— start of RECORDS FOR THE EXERCISE —

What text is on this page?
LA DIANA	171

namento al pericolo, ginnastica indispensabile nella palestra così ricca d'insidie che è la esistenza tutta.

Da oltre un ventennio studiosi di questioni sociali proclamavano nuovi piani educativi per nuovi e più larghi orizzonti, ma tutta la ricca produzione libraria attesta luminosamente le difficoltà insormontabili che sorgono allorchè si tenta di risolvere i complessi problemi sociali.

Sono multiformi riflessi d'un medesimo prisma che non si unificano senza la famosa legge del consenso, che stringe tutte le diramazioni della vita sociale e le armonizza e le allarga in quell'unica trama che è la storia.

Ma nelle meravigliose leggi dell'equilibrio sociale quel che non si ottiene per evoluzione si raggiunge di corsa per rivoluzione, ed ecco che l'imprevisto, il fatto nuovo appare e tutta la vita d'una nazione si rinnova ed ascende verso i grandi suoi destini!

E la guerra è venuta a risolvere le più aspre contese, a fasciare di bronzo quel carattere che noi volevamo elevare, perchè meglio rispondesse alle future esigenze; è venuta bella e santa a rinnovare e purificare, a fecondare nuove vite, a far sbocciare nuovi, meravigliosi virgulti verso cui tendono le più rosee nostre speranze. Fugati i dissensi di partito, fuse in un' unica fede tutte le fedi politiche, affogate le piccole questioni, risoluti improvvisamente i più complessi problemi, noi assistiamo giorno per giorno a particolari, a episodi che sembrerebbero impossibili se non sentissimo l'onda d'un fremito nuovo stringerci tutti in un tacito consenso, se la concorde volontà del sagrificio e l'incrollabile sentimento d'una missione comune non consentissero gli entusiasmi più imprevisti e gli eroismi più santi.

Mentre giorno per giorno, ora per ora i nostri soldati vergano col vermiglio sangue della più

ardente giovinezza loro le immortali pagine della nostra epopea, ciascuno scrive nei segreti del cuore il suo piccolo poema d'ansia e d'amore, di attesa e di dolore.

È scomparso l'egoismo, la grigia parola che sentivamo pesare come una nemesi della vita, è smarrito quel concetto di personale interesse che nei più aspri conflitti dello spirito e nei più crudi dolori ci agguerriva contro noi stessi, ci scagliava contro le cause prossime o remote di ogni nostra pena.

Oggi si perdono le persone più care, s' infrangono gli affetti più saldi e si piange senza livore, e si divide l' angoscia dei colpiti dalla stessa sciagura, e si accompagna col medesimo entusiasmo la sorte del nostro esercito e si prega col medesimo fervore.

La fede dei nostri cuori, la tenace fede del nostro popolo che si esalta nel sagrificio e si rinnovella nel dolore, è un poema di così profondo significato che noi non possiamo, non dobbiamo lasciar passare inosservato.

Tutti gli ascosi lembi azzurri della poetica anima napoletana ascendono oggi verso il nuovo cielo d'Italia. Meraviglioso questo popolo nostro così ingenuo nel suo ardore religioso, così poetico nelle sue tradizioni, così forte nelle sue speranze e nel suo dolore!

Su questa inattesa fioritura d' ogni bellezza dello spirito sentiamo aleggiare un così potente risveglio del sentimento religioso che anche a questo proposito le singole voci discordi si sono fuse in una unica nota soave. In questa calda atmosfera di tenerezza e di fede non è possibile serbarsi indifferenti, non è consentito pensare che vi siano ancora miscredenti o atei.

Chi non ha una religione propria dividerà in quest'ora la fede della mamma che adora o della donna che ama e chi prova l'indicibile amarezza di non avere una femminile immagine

— end of RECORDS FOR THE EXERCISE —
— start of RECORDS FOR THE EXERCISE —

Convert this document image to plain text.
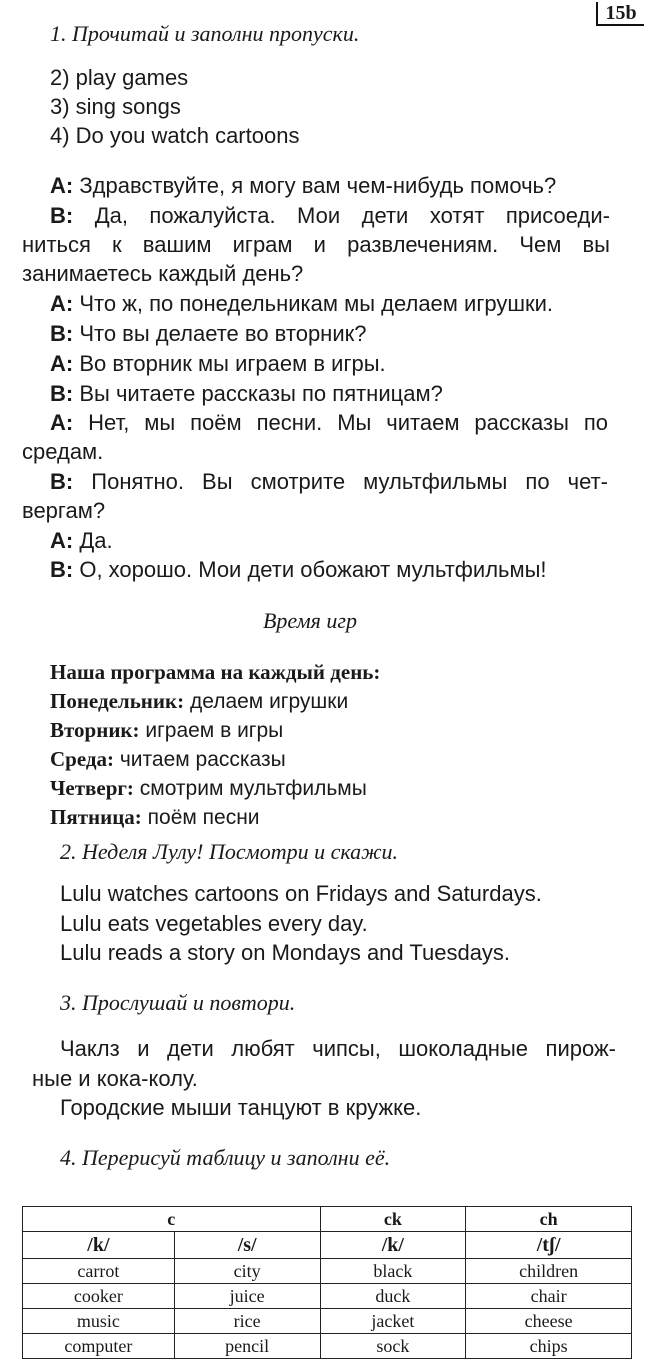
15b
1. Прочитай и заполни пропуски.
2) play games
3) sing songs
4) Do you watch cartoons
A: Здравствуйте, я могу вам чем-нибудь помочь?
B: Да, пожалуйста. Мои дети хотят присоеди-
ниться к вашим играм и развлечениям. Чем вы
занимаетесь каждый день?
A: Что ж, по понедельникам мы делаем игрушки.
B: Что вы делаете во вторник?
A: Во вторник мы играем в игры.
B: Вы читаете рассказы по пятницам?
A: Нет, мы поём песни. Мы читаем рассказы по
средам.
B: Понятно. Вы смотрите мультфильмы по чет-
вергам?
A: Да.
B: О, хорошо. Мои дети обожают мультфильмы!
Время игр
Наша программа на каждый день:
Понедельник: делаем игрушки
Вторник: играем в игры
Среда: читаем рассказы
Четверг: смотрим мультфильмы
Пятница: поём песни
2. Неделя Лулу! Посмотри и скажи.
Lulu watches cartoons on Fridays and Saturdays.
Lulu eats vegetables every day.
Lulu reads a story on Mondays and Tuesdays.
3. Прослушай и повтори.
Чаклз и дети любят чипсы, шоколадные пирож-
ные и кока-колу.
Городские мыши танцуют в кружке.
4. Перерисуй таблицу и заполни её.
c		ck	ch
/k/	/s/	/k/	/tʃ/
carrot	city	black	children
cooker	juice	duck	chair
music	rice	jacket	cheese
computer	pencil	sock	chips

— end of RECORDS FOR THE EXERCISE —

■ PROBLEM: Within the material above, find the lines that contain the word "игрушки"; copy them.

■ WORKED ANSWER:
A: Что ж, по понедельникам мы делаем игрушки.
Понедельник: делаем игрушки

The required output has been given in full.